[What is asked] Pick every line with "concepto" from the material below.

[Entries taken from a collection]
## begin
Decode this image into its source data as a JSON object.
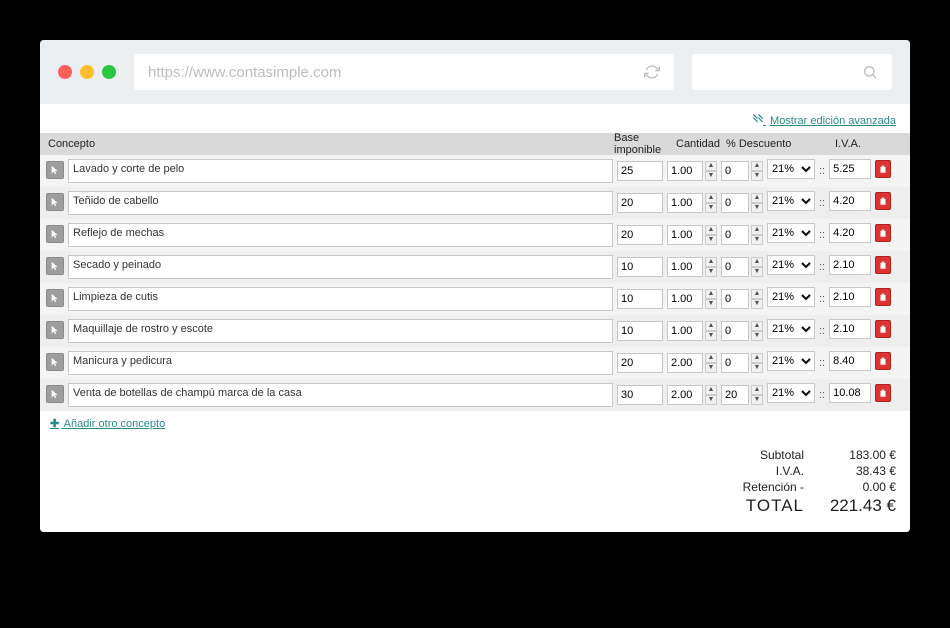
{
  "browser": {
    "url": "https://www.contasimple.com"
  },
  "advanced_link": "Mostrar edición avanzada",
  "headers": {
    "concepto": "Concepto",
    "base": "Base imponible",
    "cantidad": "Cantidad",
    "descuento": "% Descuento",
    "iva": "I.V.A."
  },
  "iva_option": "21%",
  "lines": [
    {
      "concept": "Lavado y corte de pelo",
      "base": "25",
      "qty": "1.00",
      "disc": "0",
      "iva_amount": "5.25"
    },
    {
      "concept": "Teñido de cabello",
      "base": "20",
      "qty": "1.00",
      "disc": "0",
      "iva_amount": "4.20"
    },
    {
      "concept": "Reflejo de mechas",
      "base": "20",
      "qty": "1.00",
      "disc": "0",
      "iva_amount": "4.20"
    },
    {
      "concept": "Secado y peinado",
      "base": "10",
      "qty": "1.00",
      "disc": "0",
      "iva_amount": "2.10"
    },
    {
      "concept": "Limpieza de cutis",
      "base": "10",
      "qty": "1.00",
      "disc": "0",
      "iva_amount": "2.10"
    },
    {
      "concept": "Maquillaje de rostro y escote",
      "base": "10",
      "qty": "1.00",
      "disc": "0",
      "iva_amount": "2.10"
    },
    {
      "concept": "Manicura y pedicura",
      "base": "20",
      "qty": "2.00",
      "disc": "0",
      "iva_amount": "8.40"
    },
    {
      "concept": "Venta de botellas de champú marca de la casa",
      "base": "30",
      "qty": "2.00",
      "disc": "20",
      "iva_amount": "10.08"
    }
  ],
  "add_concept": "Añadir otro concepto",
  "totals": {
    "subtotal_label": "Subtotal",
    "subtotal": "183.00 €",
    "iva_label": "I.V.A.",
    "iva": "38.43 €",
    "ret_label": "Retención -",
    "ret": "0.00 €",
    "total_label": "TOTAL",
    "total": "221.43 €"
  }
}
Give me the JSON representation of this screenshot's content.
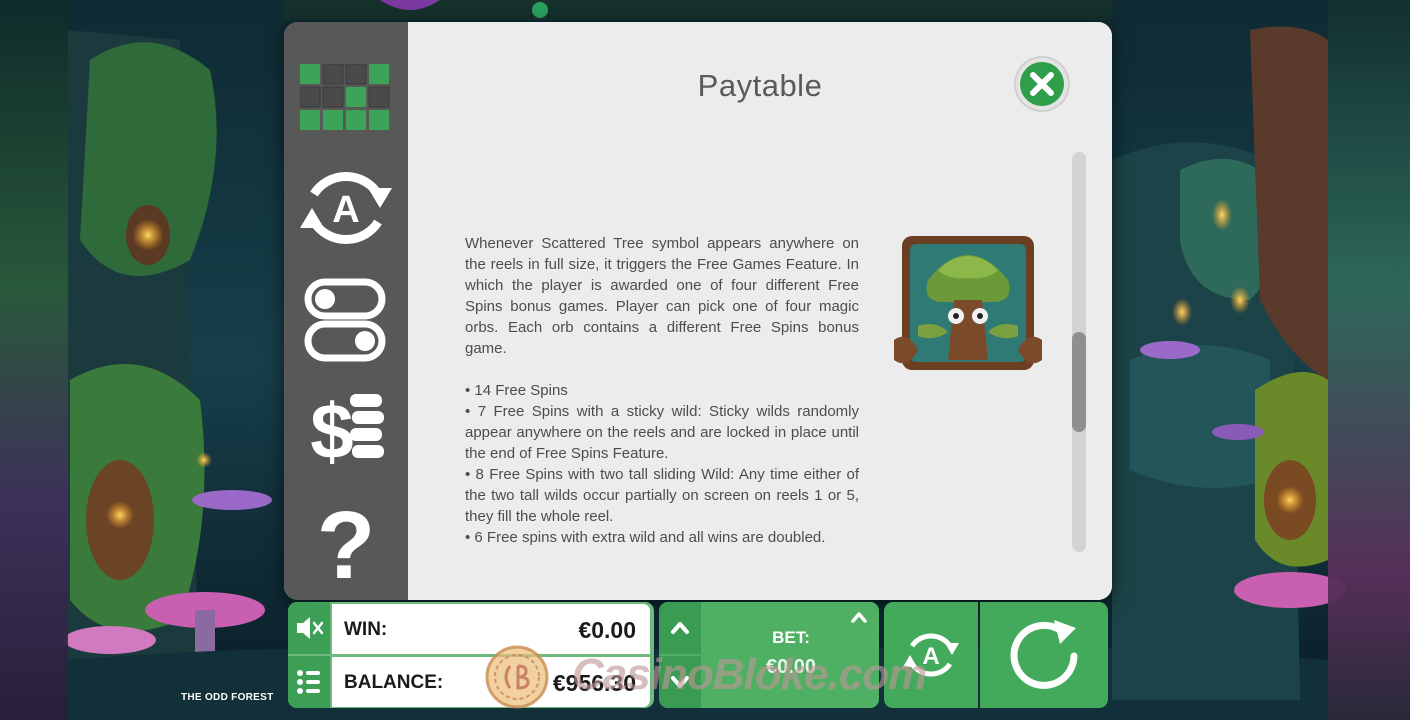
## end
[Correct result]
    "concepto": "Concepto",
  "add_concept": "Añadir otro concepto",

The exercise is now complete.